Reproduce verbatim the stretch of records from the line that contains "Itemize the components" through the line that contains "rate-of-change-line (248, 129, 272, 135)", with both of those lines included.

» **Source material**
☆ ☆ ☆ ☆ ☆ ☆ ☆
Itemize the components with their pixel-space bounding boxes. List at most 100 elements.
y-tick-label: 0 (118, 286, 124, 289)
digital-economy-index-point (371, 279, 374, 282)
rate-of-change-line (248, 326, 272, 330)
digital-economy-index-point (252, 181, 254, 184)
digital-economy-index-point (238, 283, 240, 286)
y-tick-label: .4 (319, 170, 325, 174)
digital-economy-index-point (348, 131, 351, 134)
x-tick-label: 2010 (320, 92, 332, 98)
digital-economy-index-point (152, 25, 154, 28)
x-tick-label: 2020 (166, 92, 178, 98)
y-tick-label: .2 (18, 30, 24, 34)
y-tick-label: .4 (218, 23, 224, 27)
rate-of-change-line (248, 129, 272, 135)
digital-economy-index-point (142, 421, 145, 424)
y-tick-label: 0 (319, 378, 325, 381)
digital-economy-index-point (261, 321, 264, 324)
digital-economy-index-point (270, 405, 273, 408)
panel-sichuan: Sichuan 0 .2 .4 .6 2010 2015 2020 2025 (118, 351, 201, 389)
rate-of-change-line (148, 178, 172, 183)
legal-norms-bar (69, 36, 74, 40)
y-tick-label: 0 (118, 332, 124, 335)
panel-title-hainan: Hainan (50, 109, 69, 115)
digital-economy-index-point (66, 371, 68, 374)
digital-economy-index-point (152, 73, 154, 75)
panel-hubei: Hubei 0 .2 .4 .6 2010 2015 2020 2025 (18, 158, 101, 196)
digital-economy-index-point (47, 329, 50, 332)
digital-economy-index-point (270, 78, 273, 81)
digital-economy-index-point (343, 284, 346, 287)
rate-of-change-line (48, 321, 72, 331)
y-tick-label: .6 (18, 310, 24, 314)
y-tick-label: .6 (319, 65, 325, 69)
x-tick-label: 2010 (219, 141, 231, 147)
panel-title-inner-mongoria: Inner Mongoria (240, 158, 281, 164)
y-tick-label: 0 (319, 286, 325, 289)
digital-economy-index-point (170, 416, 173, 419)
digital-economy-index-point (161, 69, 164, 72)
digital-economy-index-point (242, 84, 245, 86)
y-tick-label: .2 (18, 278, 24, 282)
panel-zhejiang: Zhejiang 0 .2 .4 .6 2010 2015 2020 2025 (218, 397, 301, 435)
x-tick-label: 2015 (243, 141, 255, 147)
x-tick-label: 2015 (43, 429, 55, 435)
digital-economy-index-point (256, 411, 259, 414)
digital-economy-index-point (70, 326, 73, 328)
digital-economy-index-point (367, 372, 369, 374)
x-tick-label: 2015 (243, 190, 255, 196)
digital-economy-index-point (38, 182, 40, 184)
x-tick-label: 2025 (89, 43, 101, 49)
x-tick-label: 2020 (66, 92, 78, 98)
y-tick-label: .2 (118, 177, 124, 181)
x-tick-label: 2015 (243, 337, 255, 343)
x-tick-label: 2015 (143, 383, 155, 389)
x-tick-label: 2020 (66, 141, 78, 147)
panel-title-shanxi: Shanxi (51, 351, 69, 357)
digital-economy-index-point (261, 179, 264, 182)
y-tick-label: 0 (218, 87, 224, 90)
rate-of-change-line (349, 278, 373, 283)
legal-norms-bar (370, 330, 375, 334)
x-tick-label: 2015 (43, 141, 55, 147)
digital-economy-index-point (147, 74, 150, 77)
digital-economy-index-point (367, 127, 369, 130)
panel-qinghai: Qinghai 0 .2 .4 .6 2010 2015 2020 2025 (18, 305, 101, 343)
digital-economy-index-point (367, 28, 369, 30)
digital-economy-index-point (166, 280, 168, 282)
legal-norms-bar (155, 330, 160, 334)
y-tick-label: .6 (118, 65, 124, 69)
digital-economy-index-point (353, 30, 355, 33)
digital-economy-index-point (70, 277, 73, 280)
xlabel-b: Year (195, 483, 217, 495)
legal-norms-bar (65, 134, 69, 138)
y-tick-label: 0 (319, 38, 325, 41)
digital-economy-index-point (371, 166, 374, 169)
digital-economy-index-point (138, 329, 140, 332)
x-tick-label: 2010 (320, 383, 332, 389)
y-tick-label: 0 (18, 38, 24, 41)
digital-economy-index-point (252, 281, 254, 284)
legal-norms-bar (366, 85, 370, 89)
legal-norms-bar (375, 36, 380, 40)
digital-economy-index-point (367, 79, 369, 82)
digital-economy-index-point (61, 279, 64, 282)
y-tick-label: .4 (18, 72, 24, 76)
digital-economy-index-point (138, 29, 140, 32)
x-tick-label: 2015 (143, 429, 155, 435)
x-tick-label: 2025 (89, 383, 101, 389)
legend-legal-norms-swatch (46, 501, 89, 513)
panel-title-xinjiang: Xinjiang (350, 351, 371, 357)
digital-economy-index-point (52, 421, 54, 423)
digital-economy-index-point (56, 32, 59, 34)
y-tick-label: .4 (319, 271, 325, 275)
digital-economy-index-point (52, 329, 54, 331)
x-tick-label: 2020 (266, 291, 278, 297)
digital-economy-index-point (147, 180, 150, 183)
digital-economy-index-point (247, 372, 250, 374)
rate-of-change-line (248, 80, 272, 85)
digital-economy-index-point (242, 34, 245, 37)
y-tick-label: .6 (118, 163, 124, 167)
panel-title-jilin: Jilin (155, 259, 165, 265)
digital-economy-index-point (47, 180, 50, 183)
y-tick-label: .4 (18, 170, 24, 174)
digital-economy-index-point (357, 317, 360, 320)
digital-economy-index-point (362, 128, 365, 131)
☆ ☆ ☆ ☆ ☆ ☆ ☆
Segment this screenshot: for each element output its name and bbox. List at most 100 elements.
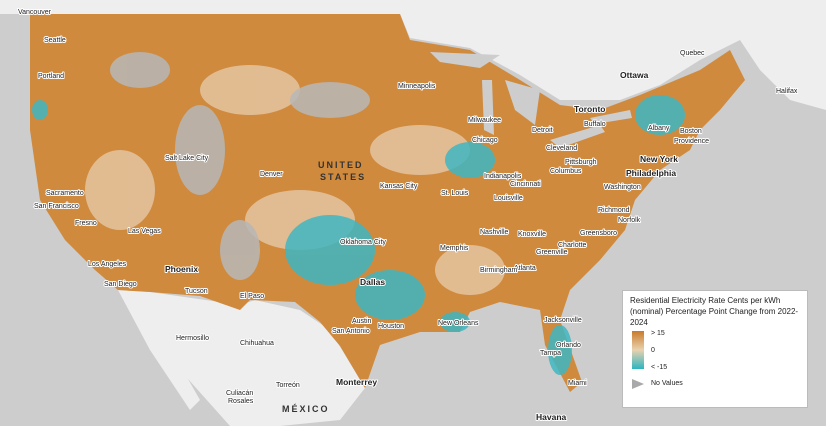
☆ ☆ ☆ ☆ ☆ ☆ ☆
» **Full solution**
Itemize the components with their pixel-space bounding boxes. List at most 100 elements.
y-tick-label: 0 (118, 286, 124, 289)
digital-economy-index-point (371, 279, 374, 282)
rate-of-change-line (248, 326, 272, 330)
digital-economy-index-point (252, 181, 254, 184)
digital-economy-index-point (238, 283, 240, 286)
y-tick-label: .4 (319, 170, 325, 174)
digital-economy-index-point (348, 131, 351, 134)
x-tick-label: 2010 (320, 92, 332, 98)
digital-economy-index-point (152, 25, 154, 28)
x-tick-label: 2020 (166, 92, 178, 98)
y-tick-label: .2 (18, 30, 24, 34)
y-tick-label: .4 (218, 23, 224, 27)
rate-of-change-line (248, 129, 272, 135)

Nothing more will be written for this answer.